### Request
Scan the data. Collect each line that contains the word "structured".

⟨

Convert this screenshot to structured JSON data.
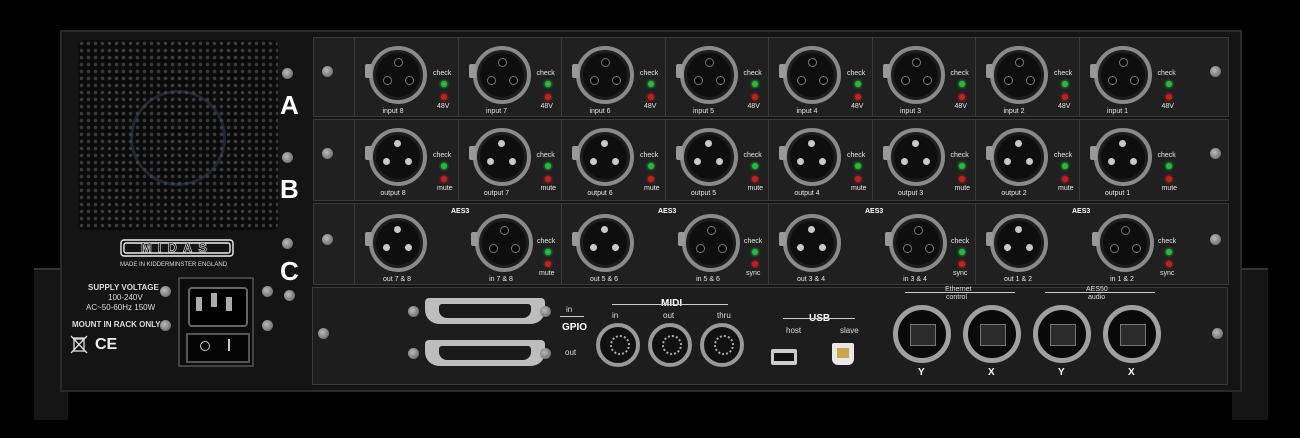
{
  "brand": {
    "logo": "MIDAS",
    "made_in": "MADE IN KIDDERMINSTER ENGLAND"
  },
  "power": {
    "supply_title": "SUPPLY VOLTAGE",
    "voltage": "100-240V",
    "spec": "AC~50-60Hz 150W",
    "mount_note": "MOUNT IN RACK ONLY",
    "ce_mark": "CE",
    "weee_icon": "crossed-bin-icon"
  },
  "row_letters": [
    "A",
    "B",
    "C"
  ],
  "row_a": {
    "cards": [
      {
        "label": "input 8",
        "check": "check",
        "phantom": "48V"
      },
      {
        "label": "input 7",
        "check": "check",
        "phantom": "48V"
      },
      {
        "label": "input 6",
        "check": "check",
        "phantom": "48V"
      },
      {
        "label": "input 5",
        "check": "check",
        "phantom": "48V"
      },
      {
        "label": "input 4",
        "check": "check",
        "phantom": "48V"
      },
      {
        "label": "input 3",
        "check": "check",
        "phantom": "48V"
      },
      {
        "label": "input 2",
        "check": "check",
        "phantom": "48V"
      },
      {
        "label": "input 1",
        "check": "check",
        "phantom": "48V"
      }
    ]
  },
  "row_b": {
    "cards": [
      {
        "label": "output 8",
        "check": "check",
        "mute": "mute"
      },
      {
        "label": "output 7",
        "check": "check",
        "mute": "mute"
      },
      {
        "label": "output 6",
        "check": "check",
        "mute": "mute"
      },
      {
        "label": "output 5",
        "check": "check",
        "mute": "mute"
      },
      {
        "label": "output 4",
        "check": "check",
        "mute": "mute"
      },
      {
        "label": "output 3",
        "check": "check",
        "mute": "mute"
      },
      {
        "label": "output 2",
        "check": "check",
        "mute": "mute"
      },
      {
        "label": "output 1",
        "check": "check",
        "mute": "mute"
      }
    ]
  },
  "row_c": {
    "aes_label": "AES3",
    "cards": [
      {
        "left_label": "out 7 & 8",
        "right_label": "in 7 & 8",
        "check": "check",
        "status": "mute"
      },
      {
        "left_label": "out 5 & 6",
        "right_label": "in 5 & 6",
        "check": "check",
        "status": "sync"
      },
      {
        "left_label": "out 3 & 4",
        "right_label": "in 3 & 4",
        "check": "check",
        "status": "sync"
      },
      {
        "left_label": "out 1 & 2",
        "right_label": "in 1 & 2",
        "check": "check",
        "status": "sync"
      }
    ]
  },
  "io": {
    "gpio": {
      "title": "GPIO",
      "in": "in",
      "out": "out"
    },
    "midi": {
      "title": "MIDI",
      "ports": [
        "in",
        "out",
        "thru"
      ]
    },
    "usb": {
      "title": "USB",
      "host": "host",
      "slave": "slave"
    },
    "ethernet": {
      "title": "Ethernet",
      "subtitle": "control",
      "ports": [
        "Y",
        "X"
      ]
    },
    "aes50": {
      "title": "AES50",
      "subtitle": "audio",
      "ports": [
        "Y",
        "X"
      ]
    }
  },
  "colors": {
    "led_green": "#1fbf3a",
    "led_red": "#c81d1d",
    "chassis": "#141414"
  }
}
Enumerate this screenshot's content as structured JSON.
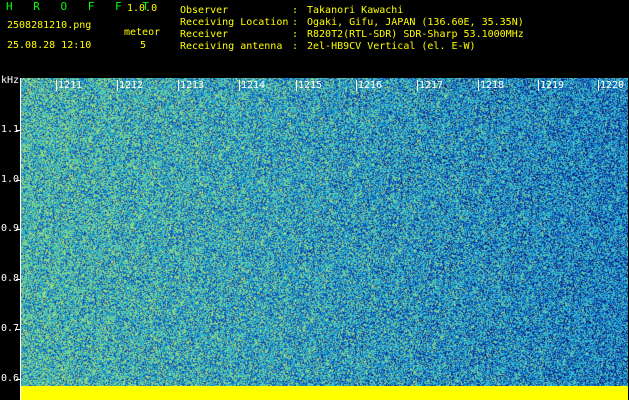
{
  "header": {
    "app_title": "H R O F F T",
    "app_version": "1.0.0",
    "file_name": "2508281210.png",
    "timestamp": "25.08.28 12:10",
    "mode_label": "meteor",
    "count_value": "5"
  },
  "info": [
    {
      "label": "Observer",
      "sep": ":",
      "value": "Takanori Kawachi"
    },
    {
      "label": "Receiving Location",
      "sep": ":",
      "value": "Ogaki, Gifu, JAPAN (136.60E, 35.35N)"
    },
    {
      "label": "Receiver",
      "sep": ":",
      "value": "R820T2(RTL-SDR) SDR-Sharp 53.1000MHz"
    },
    {
      "label": "Receiving antenna",
      "sep": ":",
      "value": "2el-HB9CV Vertical (el. E-W)"
    }
  ],
  "y_axis": {
    "unit": "kHz",
    "ticks": [
      "1.1",
      "1.0",
      "0.9",
      "0.8",
      "0.7",
      "0.6"
    ]
  },
  "x_axis": {
    "ticks": [
      "1211",
      "1212",
      "1213",
      "1214",
      "1215",
      "1216",
      "1217",
      "1218",
      "1219",
      "1220"
    ]
  },
  "colors": {
    "background": "#000000",
    "header_green": "#00ff00",
    "header_yellow": "#ffff00",
    "axis_white": "#ffffff",
    "noise_floor": "#ffff00",
    "spectrogram_low": "#0a1a8a",
    "spectrogram_mid": "#1d9fd8",
    "spectrogram_high": "#5cd6a0"
  }
}
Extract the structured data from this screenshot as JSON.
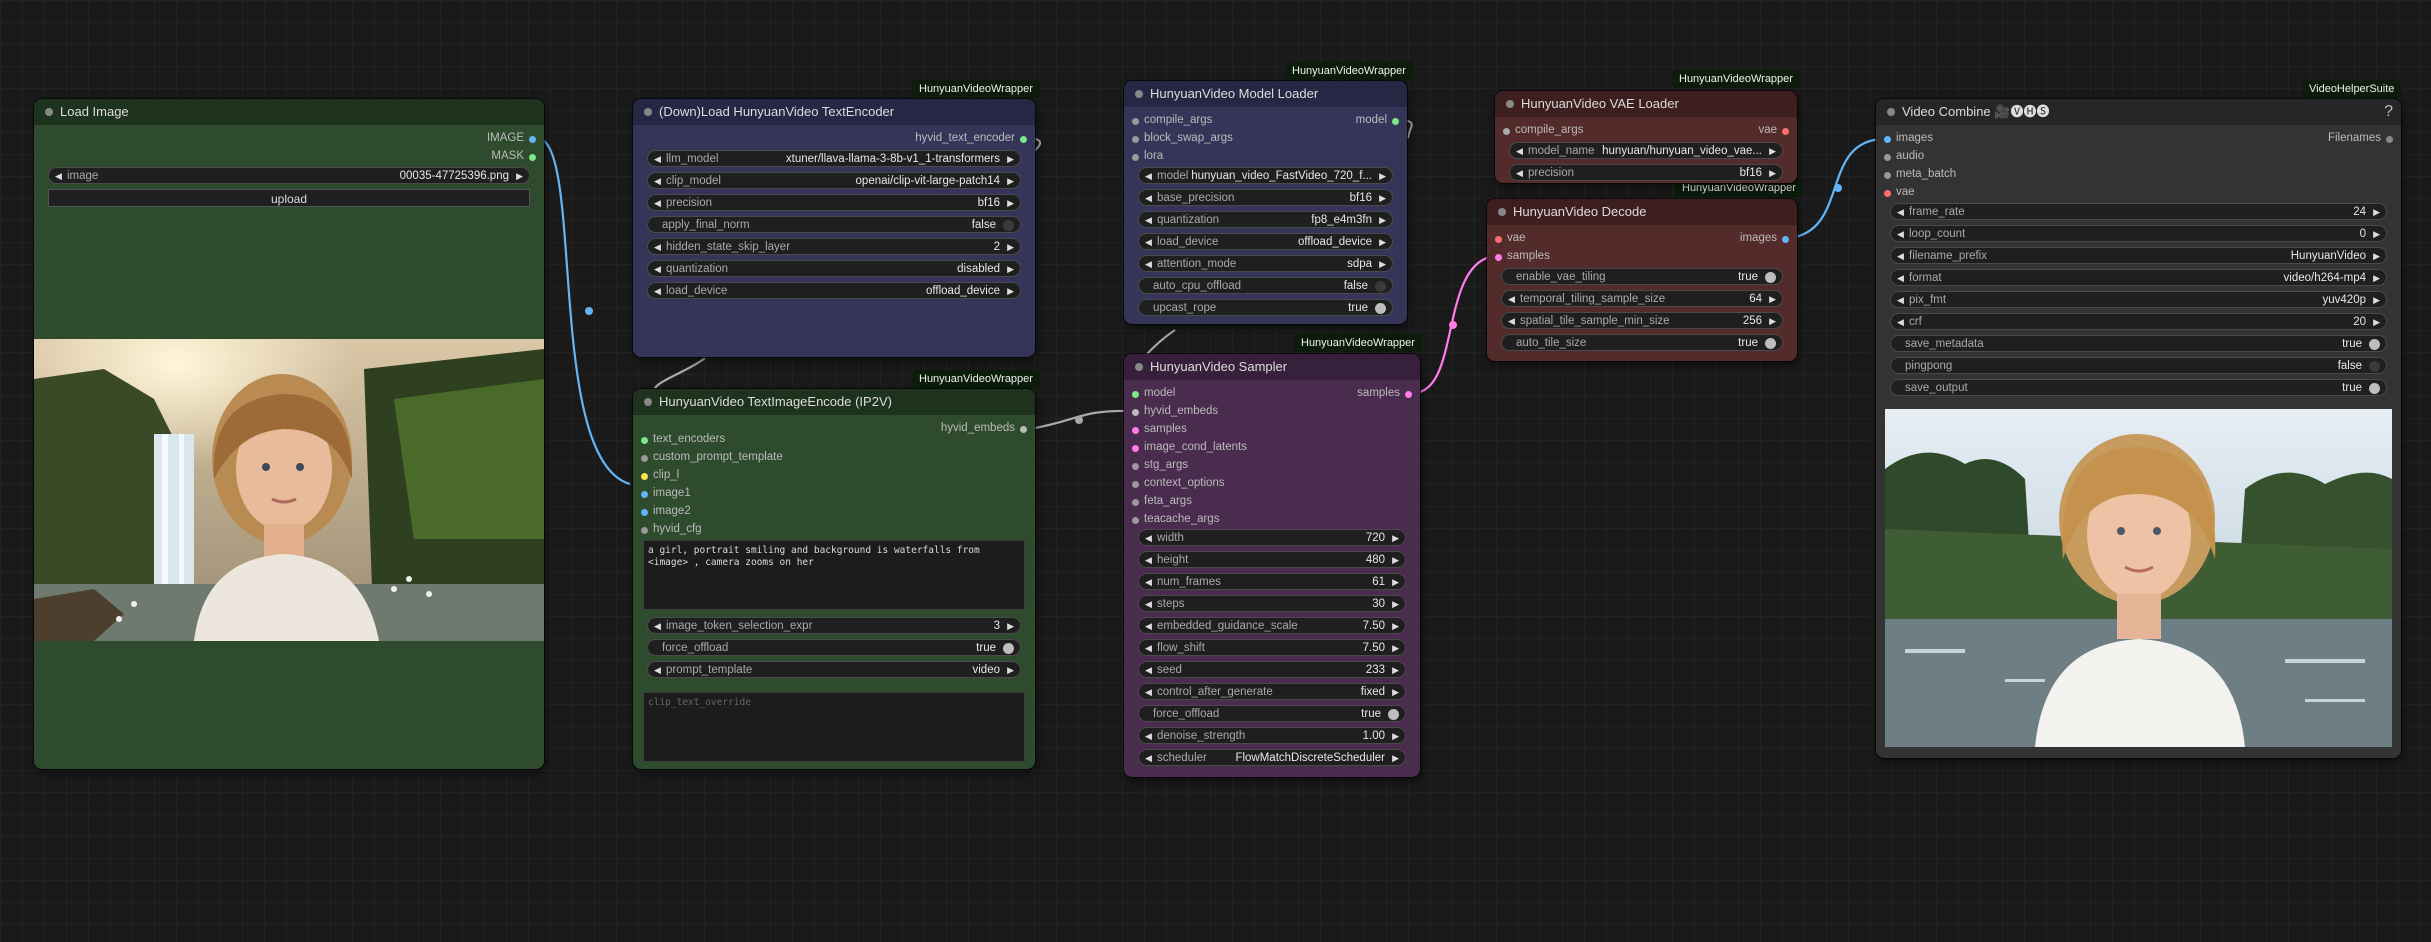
{
  "colors": {
    "green": "#2e4b2e",
    "blue": "#35355a",
    "purple": "#4a2c4f",
    "red": "#532b2b",
    "dark": "#333333"
  },
  "load_image": {
    "title": "Load Image",
    "out_image": "IMAGE",
    "out_mask": "MASK",
    "image_label": "image",
    "image_value": "00035-47725396.png",
    "upload_label": "upload"
  },
  "text_encoder": {
    "badge": "HunyuanVideoWrapper",
    "title": "(Down)Load HunyuanVideo TextEncoder",
    "out": "hyvid_text_encoder",
    "widgets": [
      {
        "label": "llm_model",
        "value": "xtuner/llava-llama-3-8b-v1_1-transformers"
      },
      {
        "label": "clip_model",
        "value": "openai/clip-vit-large-patch14"
      },
      {
        "label": "precision",
        "value": "bf16"
      },
      {
        "label": "apply_final_norm",
        "value": "false"
      },
      {
        "label": "hidden_state_skip_layer",
        "value": "2"
      },
      {
        "label": "quantization",
        "value": "disabled"
      },
      {
        "label": "load_device",
        "value": "offload_device"
      }
    ]
  },
  "image_encode": {
    "badge": "HunyuanVideoWrapper",
    "title": "HunyuanVideo TextImageEncode (IP2V)",
    "inputs": [
      "text_encoders",
      "custom_prompt_template",
      "clip_l",
      "image1",
      "image2",
      "hyvid_cfg"
    ],
    "out": "hyvid_embeds",
    "prompt": "a girl,  portrait smiling and background is waterfalls from <image> , camera zooms on her",
    "widgets": [
      {
        "label": "image_token_selection_expr",
        "value": "3"
      },
      {
        "label": "force_offload",
        "value": "true"
      },
      {
        "label": "prompt_template",
        "value": "video"
      }
    ],
    "override_placeholder": "clip_text_override"
  },
  "model_loader": {
    "badge": "HunyuanVideoWrapper",
    "title": "HunyuanVideo Model Loader",
    "inputs": [
      "compile_args",
      "block_swap_args",
      "lora"
    ],
    "out": "model",
    "widgets": [
      {
        "label": "model",
        "value": "hunyuan_video_FastVideo_720_f..."
      },
      {
        "label": "base_precision",
        "value": "bf16"
      },
      {
        "label": "quantization",
        "value": "fp8_e4m3fn"
      },
      {
        "label": "load_device",
        "value": "offload_device"
      },
      {
        "label": "attention_mode",
        "value": "sdpa"
      },
      {
        "label": "auto_cpu_offload",
        "value": "false"
      },
      {
        "label": "upcast_rope",
        "value": "true"
      }
    ]
  },
  "sampler": {
    "badge": "HunyuanVideoWrapper",
    "title": "HunyuanVideo Sampler",
    "inputs": [
      "model",
      "hyvid_embeds",
      "samples",
      "image_cond_latents",
      "stg_args",
      "context_options",
      "feta_args",
      "teacache_args"
    ],
    "out": "samples",
    "widgets": [
      {
        "label": "width",
        "value": "720"
      },
      {
        "label": "height",
        "value": "480"
      },
      {
        "label": "num_frames",
        "value": "61"
      },
      {
        "label": "steps",
        "value": "30"
      },
      {
        "label": "embedded_guidance_scale",
        "value": "7.50"
      },
      {
        "label": "flow_shift",
        "value": "7.50"
      },
      {
        "label": "seed",
        "value": "233"
      },
      {
        "label": "control_after_generate",
        "value": "fixed"
      },
      {
        "label": "force_offload",
        "value": "true"
      },
      {
        "label": "denoise_strength",
        "value": "1.00"
      },
      {
        "label": "scheduler",
        "value": "FlowMatchDiscreteScheduler"
      }
    ]
  },
  "vae_loader": {
    "badge": "HunyuanVideoWrapper",
    "title": "HunyuanVideo VAE Loader",
    "input": "compile_args",
    "out": "vae",
    "widgets": [
      {
        "label": "model_name",
        "value": "hunyuan/hunyuan_video_vae..."
      },
      {
        "label": "precision",
        "value": "bf16"
      }
    ]
  },
  "decode": {
    "badge": "HunyuanVideoWrapper",
    "title": "HunyuanVideo Decode",
    "inputs": [
      "vae",
      "samples"
    ],
    "out": "images",
    "widgets": [
      {
        "label": "enable_vae_tiling",
        "value": "true"
      },
      {
        "label": "temporal_tiling_sample_size",
        "value": "64"
      },
      {
        "label": "spatial_tile_sample_min_size",
        "value": "256"
      },
      {
        "label": "auto_tile_size",
        "value": "true"
      }
    ]
  },
  "video_combine": {
    "badge": "VideoHelperSuite",
    "title": "Video Combine 🎥🅥🅗🅢",
    "help": "?",
    "inputs": [
      "images",
      "audio",
      "meta_batch",
      "vae"
    ],
    "out": "Filenames",
    "widgets": [
      {
        "label": "frame_rate",
        "value": "24"
      },
      {
        "label": "loop_count",
        "value": "0"
      },
      {
        "label": "filename_prefix",
        "value": "HunyuanVideo"
      },
      {
        "label": "format",
        "value": "video/h264-mp4"
      },
      {
        "label": "pix_fmt",
        "value": "yuv420p"
      },
      {
        "label": "crf",
        "value": "20"
      },
      {
        "label": "save_metadata",
        "value": "true"
      },
      {
        "label": "pingpong",
        "value": "false"
      },
      {
        "label": "save_output",
        "value": "true"
      }
    ]
  }
}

⟩

### Result of the task
Convert this screenshot to structured JSON data.
Enumerate this screenshot's content as structured JSON.
Extract the structured data from this screenshot as JSON.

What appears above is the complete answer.